**THE REQUEST:**
Whenever a line below holds the word "next", copy that line.

◆ ◆ ◆ ◆ ◆

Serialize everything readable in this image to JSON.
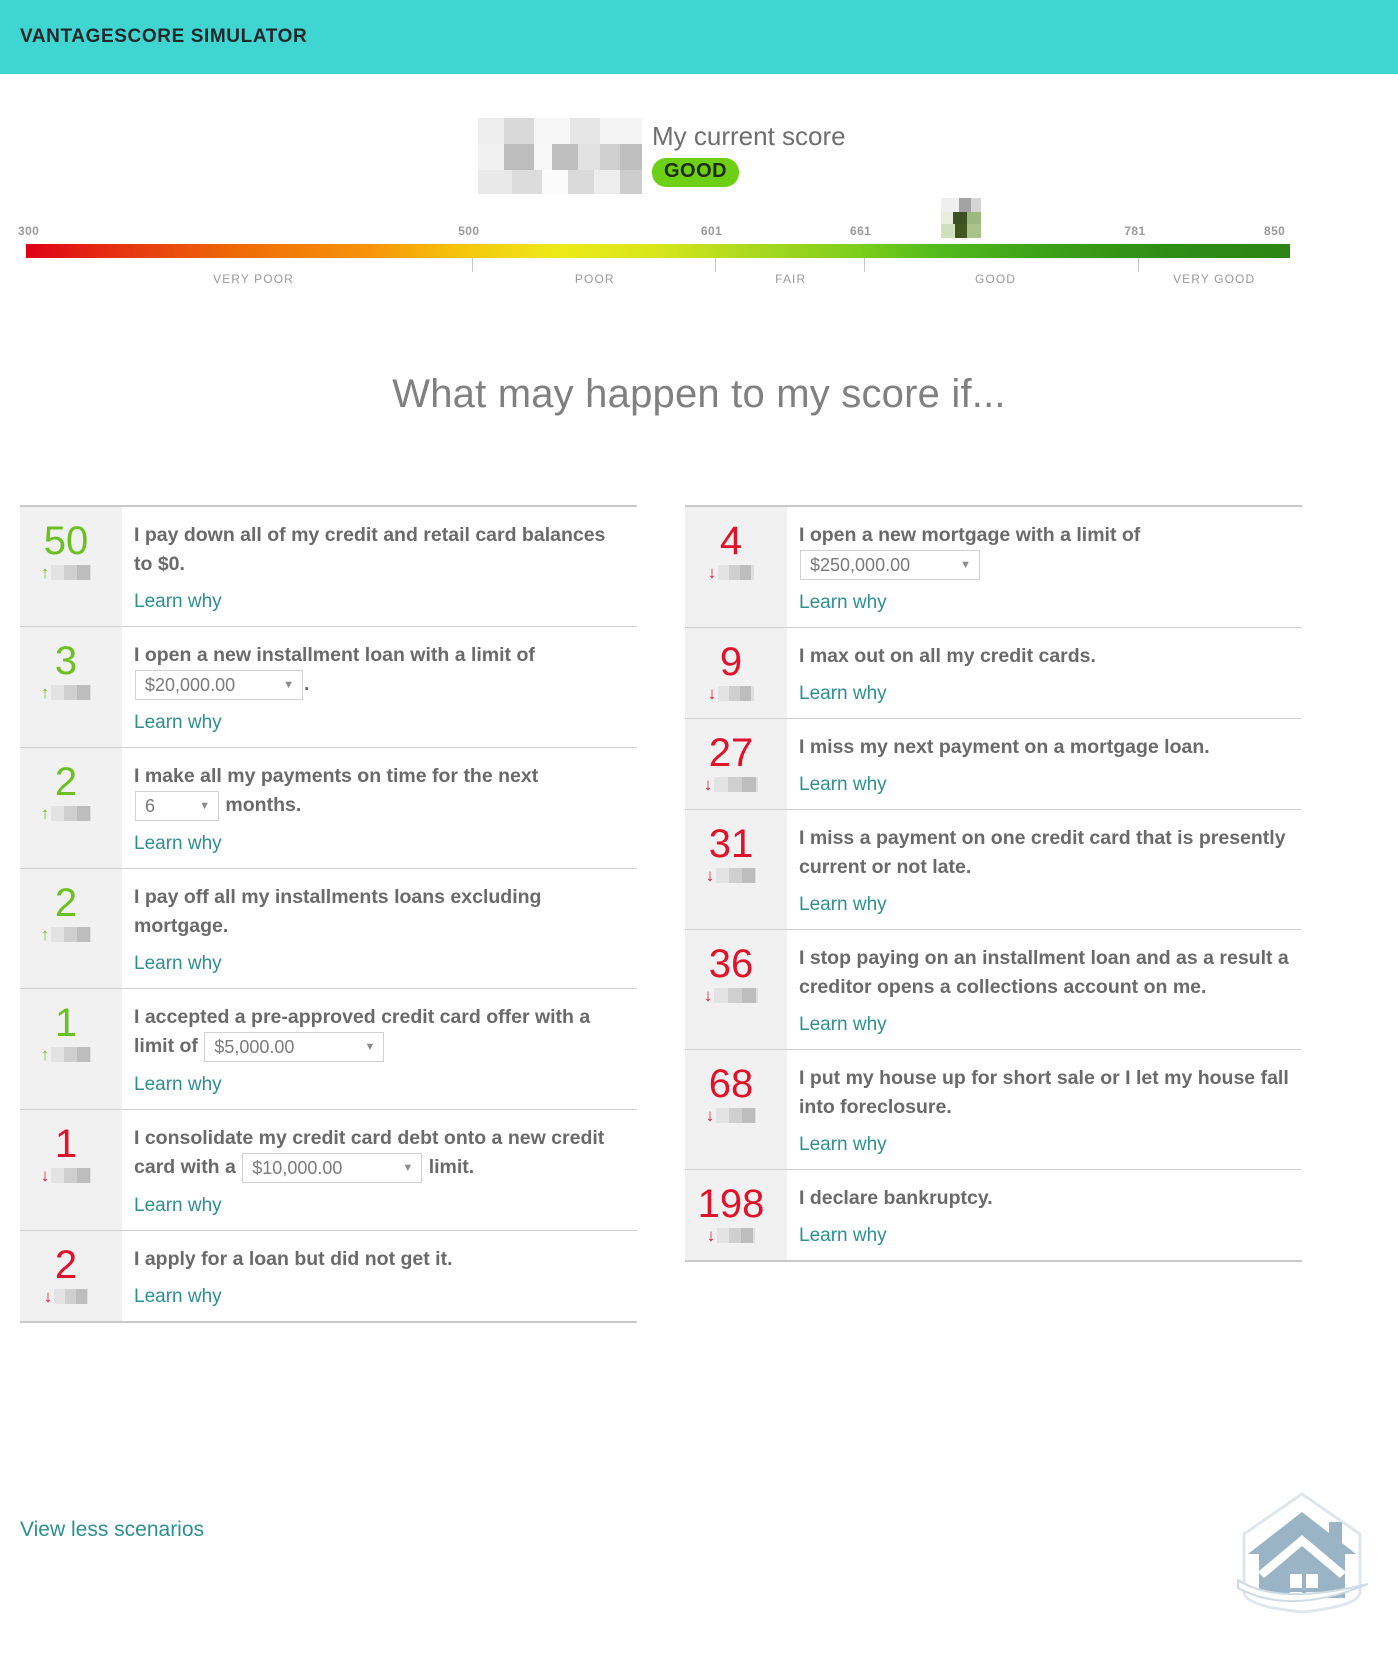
{
  "header": {
    "title": "VantageScore Simulator"
  },
  "current_score": {
    "label": "My current score",
    "band": "GOOD",
    "value_redacted": true
  },
  "gauge": {
    "ticks": [
      {
        "value": "300",
        "pct": 0
      },
      {
        "value": "500",
        "pct": 35.3
      },
      {
        "value": "601",
        "pct": 54.5
      },
      {
        "value": "661",
        "pct": 66.3
      },
      {
        "value": "781",
        "pct": 88.0
      },
      {
        "value": "850",
        "pct": 100
      }
    ],
    "categories": [
      {
        "label": "VERY POOR",
        "pct": 18
      },
      {
        "label": "POOR",
        "pct": 45
      },
      {
        "label": "FAIR",
        "pct": 60.5
      },
      {
        "label": "GOOD",
        "pct": 76.7
      },
      {
        "label": "VERY GOOD",
        "pct": 94
      }
    ],
    "marker_pct": 74.0,
    "marker_redacted": true,
    "colors": {
      "low": "#e00016",
      "mid": "#eeea18",
      "high": "#2d8414"
    }
  },
  "section": {
    "heading": "What may happen to my score if..."
  },
  "labels": {
    "learn_why": "Learn why",
    "view_less": "View less scenarios"
  },
  "colors": {
    "accent": "#3fd6d2",
    "link": "#2c8f92",
    "positive": "#6cbf21",
    "negative": "#e0122a",
    "band": "#6ed015"
  },
  "scenarios": {
    "left": [
      {
        "delta": "50",
        "direction": "up",
        "redacted_width": 40,
        "parts": [
          {
            "type": "text",
            "value": "I pay down all of my credit and retail card balances to $0."
          }
        ]
      },
      {
        "delta": "3",
        "direction": "up",
        "redacted_width": 40,
        "parts": [
          {
            "type": "text",
            "value": "I open a new installment loan with a limit of "
          },
          {
            "type": "select",
            "value": "$20,000.00",
            "size": "wide"
          },
          {
            "type": "text",
            "value": "."
          }
        ]
      },
      {
        "delta": "2",
        "direction": "up",
        "redacted_width": 40,
        "parts": [
          {
            "type": "text",
            "value": "I make all my payments on time for the next "
          },
          {
            "type": "select",
            "value": "6",
            "size": "narrow"
          },
          {
            "type": "text",
            "value": " months."
          }
        ]
      },
      {
        "delta": "2",
        "direction": "up",
        "redacted_width": 40,
        "parts": [
          {
            "type": "text",
            "value": "I pay off all my installments loans excluding mortgage."
          }
        ]
      },
      {
        "delta": "1",
        "direction": "up",
        "redacted_width": 40,
        "parts": [
          {
            "type": "text",
            "value": "I accepted a pre-approved credit card offer with a limit of "
          },
          {
            "type": "select",
            "value": "$5,000.00",
            "size": "xwide"
          }
        ]
      },
      {
        "delta": "1",
        "direction": "down",
        "redacted_width": 40,
        "parts": [
          {
            "type": "text",
            "value": "I consolidate my credit card debt onto a new credit card with a "
          },
          {
            "type": "select",
            "value": "$10,000.00",
            "size": "xwide"
          },
          {
            "type": "text",
            "value": " limit."
          }
        ]
      },
      {
        "delta": "2",
        "direction": "down",
        "redacted_width": 34,
        "parts": [
          {
            "type": "text",
            "value": "I apply for a loan but did not get it."
          }
        ]
      }
    ],
    "right": [
      {
        "delta": "4",
        "direction": "down",
        "redacted_width": 36,
        "parts": [
          {
            "type": "text",
            "value": "I open a new mortgage with a limit of "
          },
          {
            "type": "select",
            "value": "$250,000.00",
            "size": "xwide"
          }
        ]
      },
      {
        "delta": "9",
        "direction": "down",
        "redacted_width": 36,
        "parts": [
          {
            "type": "text",
            "value": "I max out on all my credit cards."
          }
        ]
      },
      {
        "delta": "27",
        "direction": "down",
        "redacted_width": 44,
        "parts": [
          {
            "type": "text",
            "value": "I miss my next payment on a mortgage loan."
          }
        ]
      },
      {
        "delta": "31",
        "direction": "down",
        "redacted_width": 40,
        "parts": [
          {
            "type": "text",
            "value": "I miss a payment on one credit card that is presently current or not late."
          }
        ]
      },
      {
        "delta": "36",
        "direction": "down",
        "redacted_width": 44,
        "parts": [
          {
            "type": "text",
            "value": "I stop paying on an installment loan and as a result a creditor opens a collections account on me."
          }
        ]
      },
      {
        "delta": "68",
        "direction": "down",
        "redacted_width": 40,
        "parts": [
          {
            "type": "text",
            "value": "I put my house up for short sale or I let my house fall into foreclosure."
          }
        ]
      },
      {
        "delta": "198",
        "direction": "down",
        "redacted_width": 38,
        "parts": [
          {
            "type": "text",
            "value": "I declare bankruptcy."
          }
        ]
      }
    ]
  }
}
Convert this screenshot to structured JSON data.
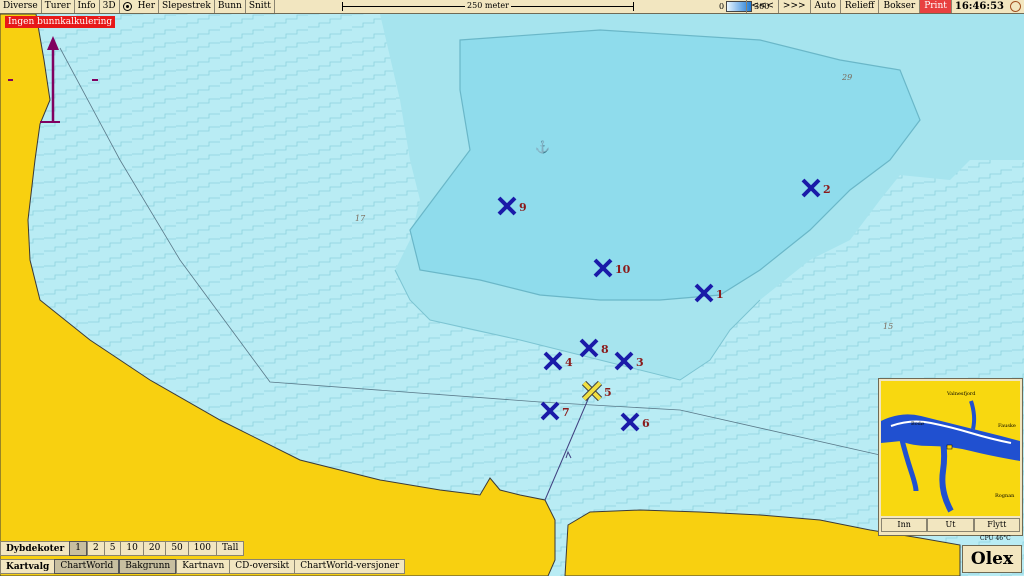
{
  "menu": {
    "items": [
      "Diverse",
      "Turer",
      "Info",
      "3D"
    ],
    "items2": [
      "Her",
      "Slepestrek",
      "Bunn",
      "Snitt"
    ]
  },
  "scale": {
    "label": "250 meter"
  },
  "depth_range": {
    "min": "0",
    "max": "300"
  },
  "right_menu": {
    "prev": "<<<",
    "next": ">>>",
    "auto": "Auto",
    "relieff": "Relieff",
    "bokser": "Bokser",
    "print": "Print"
  },
  "clock": "16:46:53",
  "warning": "Ingen bunnkalkulering",
  "waypoints": [
    {
      "label": "1"
    },
    {
      "label": "2"
    },
    {
      "label": "3"
    },
    {
      "label": "4"
    },
    {
      "label": "5"
    },
    {
      "label": "6"
    },
    {
      "label": "7"
    },
    {
      "label": "8"
    },
    {
      "label": "9"
    },
    {
      "label": "10"
    }
  ],
  "depth_labels": {
    "d1": "29",
    "d2": "17",
    "d3": "15"
  },
  "inset": {
    "places": {
      "p1": "Valnesfjord",
      "p2": "Fauske",
      "p3": "Bodø",
      "p4": "Rognan"
    },
    "buttons": {
      "inn": "Inn",
      "ut": "Ut",
      "flytt": "Flytt"
    }
  },
  "cpu": "CPU 46°C",
  "logo": "Olex",
  "dybdekoter": {
    "label": "Dybdekoter",
    "options": [
      "1",
      "2",
      "5",
      "10",
      "20",
      "50",
      "100",
      "Tall"
    ],
    "selected": "1"
  },
  "kartvalg": {
    "label": "Kartvalg",
    "options": [
      "ChartWorld",
      "Bakgrunn",
      "Kartnavn",
      "CD-oversikt",
      "ChartWorld-versjoner"
    ]
  },
  "colors": {
    "land": "#f8d010",
    "water_shallow": "#b9ecf4",
    "water_deep": "#8fdcec",
    "waypoint": "#1a1aa8",
    "selected_waypoint": "#f0e040"
  }
}
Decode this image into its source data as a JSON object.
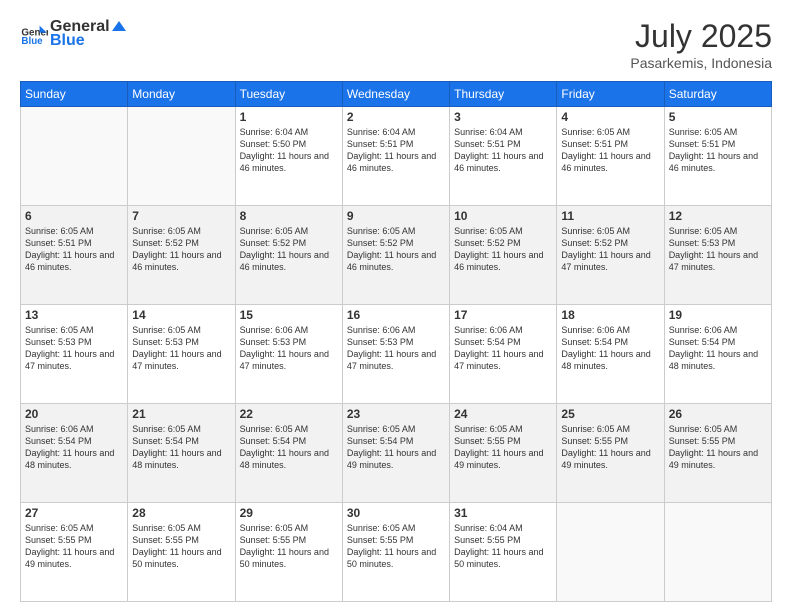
{
  "header": {
    "logo_general": "General",
    "logo_blue": "Blue",
    "month_year": "July 2025",
    "location": "Pasarkemis, Indonesia"
  },
  "weekdays": [
    "Sunday",
    "Monday",
    "Tuesday",
    "Wednesday",
    "Thursday",
    "Friday",
    "Saturday"
  ],
  "weeks": [
    [
      {
        "day": "",
        "info": ""
      },
      {
        "day": "",
        "info": ""
      },
      {
        "day": "1",
        "info": "Sunrise: 6:04 AM\nSunset: 5:50 PM\nDaylight: 11 hours and 46 minutes."
      },
      {
        "day": "2",
        "info": "Sunrise: 6:04 AM\nSunset: 5:51 PM\nDaylight: 11 hours and 46 minutes."
      },
      {
        "day": "3",
        "info": "Sunrise: 6:04 AM\nSunset: 5:51 PM\nDaylight: 11 hours and 46 minutes."
      },
      {
        "day": "4",
        "info": "Sunrise: 6:05 AM\nSunset: 5:51 PM\nDaylight: 11 hours and 46 minutes."
      },
      {
        "day": "5",
        "info": "Sunrise: 6:05 AM\nSunset: 5:51 PM\nDaylight: 11 hours and 46 minutes."
      }
    ],
    [
      {
        "day": "6",
        "info": "Sunrise: 6:05 AM\nSunset: 5:51 PM\nDaylight: 11 hours and 46 minutes."
      },
      {
        "day": "7",
        "info": "Sunrise: 6:05 AM\nSunset: 5:52 PM\nDaylight: 11 hours and 46 minutes."
      },
      {
        "day": "8",
        "info": "Sunrise: 6:05 AM\nSunset: 5:52 PM\nDaylight: 11 hours and 46 minutes."
      },
      {
        "day": "9",
        "info": "Sunrise: 6:05 AM\nSunset: 5:52 PM\nDaylight: 11 hours and 46 minutes."
      },
      {
        "day": "10",
        "info": "Sunrise: 6:05 AM\nSunset: 5:52 PM\nDaylight: 11 hours and 46 minutes."
      },
      {
        "day": "11",
        "info": "Sunrise: 6:05 AM\nSunset: 5:52 PM\nDaylight: 11 hours and 47 minutes."
      },
      {
        "day": "12",
        "info": "Sunrise: 6:05 AM\nSunset: 5:53 PM\nDaylight: 11 hours and 47 minutes."
      }
    ],
    [
      {
        "day": "13",
        "info": "Sunrise: 6:05 AM\nSunset: 5:53 PM\nDaylight: 11 hours and 47 minutes."
      },
      {
        "day": "14",
        "info": "Sunrise: 6:05 AM\nSunset: 5:53 PM\nDaylight: 11 hours and 47 minutes."
      },
      {
        "day": "15",
        "info": "Sunrise: 6:06 AM\nSunset: 5:53 PM\nDaylight: 11 hours and 47 minutes."
      },
      {
        "day": "16",
        "info": "Sunrise: 6:06 AM\nSunset: 5:53 PM\nDaylight: 11 hours and 47 minutes."
      },
      {
        "day": "17",
        "info": "Sunrise: 6:06 AM\nSunset: 5:54 PM\nDaylight: 11 hours and 47 minutes."
      },
      {
        "day": "18",
        "info": "Sunrise: 6:06 AM\nSunset: 5:54 PM\nDaylight: 11 hours and 48 minutes."
      },
      {
        "day": "19",
        "info": "Sunrise: 6:06 AM\nSunset: 5:54 PM\nDaylight: 11 hours and 48 minutes."
      }
    ],
    [
      {
        "day": "20",
        "info": "Sunrise: 6:06 AM\nSunset: 5:54 PM\nDaylight: 11 hours and 48 minutes."
      },
      {
        "day": "21",
        "info": "Sunrise: 6:05 AM\nSunset: 5:54 PM\nDaylight: 11 hours and 48 minutes."
      },
      {
        "day": "22",
        "info": "Sunrise: 6:05 AM\nSunset: 5:54 PM\nDaylight: 11 hours and 48 minutes."
      },
      {
        "day": "23",
        "info": "Sunrise: 6:05 AM\nSunset: 5:54 PM\nDaylight: 11 hours and 49 minutes."
      },
      {
        "day": "24",
        "info": "Sunrise: 6:05 AM\nSunset: 5:55 PM\nDaylight: 11 hours and 49 minutes."
      },
      {
        "day": "25",
        "info": "Sunrise: 6:05 AM\nSunset: 5:55 PM\nDaylight: 11 hours and 49 minutes."
      },
      {
        "day": "26",
        "info": "Sunrise: 6:05 AM\nSunset: 5:55 PM\nDaylight: 11 hours and 49 minutes."
      }
    ],
    [
      {
        "day": "27",
        "info": "Sunrise: 6:05 AM\nSunset: 5:55 PM\nDaylight: 11 hours and 49 minutes."
      },
      {
        "day": "28",
        "info": "Sunrise: 6:05 AM\nSunset: 5:55 PM\nDaylight: 11 hours and 50 minutes."
      },
      {
        "day": "29",
        "info": "Sunrise: 6:05 AM\nSunset: 5:55 PM\nDaylight: 11 hours and 50 minutes."
      },
      {
        "day": "30",
        "info": "Sunrise: 6:05 AM\nSunset: 5:55 PM\nDaylight: 11 hours and 50 minutes."
      },
      {
        "day": "31",
        "info": "Sunrise: 6:04 AM\nSunset: 5:55 PM\nDaylight: 11 hours and 50 minutes."
      },
      {
        "day": "",
        "info": ""
      },
      {
        "day": "",
        "info": ""
      }
    ]
  ]
}
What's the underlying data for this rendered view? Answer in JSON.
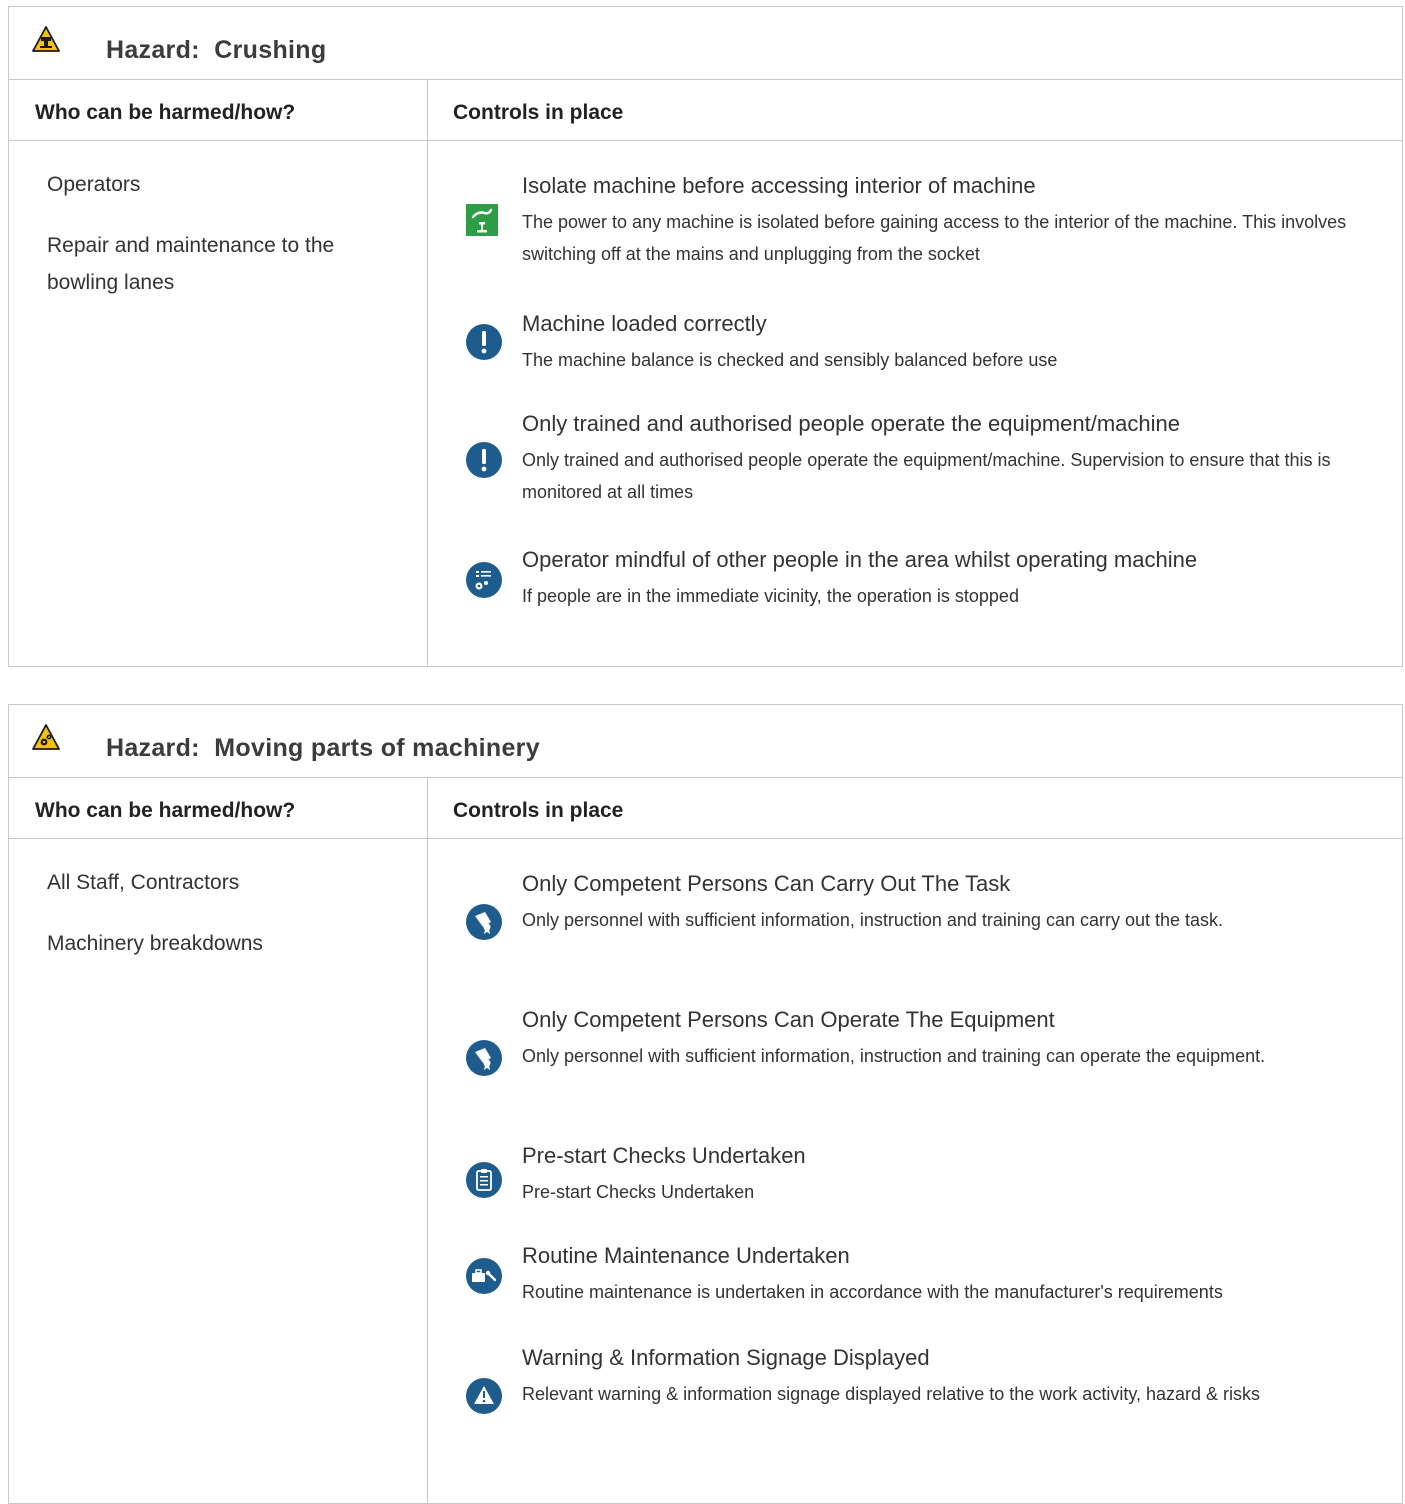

◆ ◆ ◆ ◆ ◆

**SOLUTION FOR THIS TASK:**
            "value": "I make all my payments on time for the next "
            "value": "I miss my next payment on a mortgage loan."
    "next": ">>>",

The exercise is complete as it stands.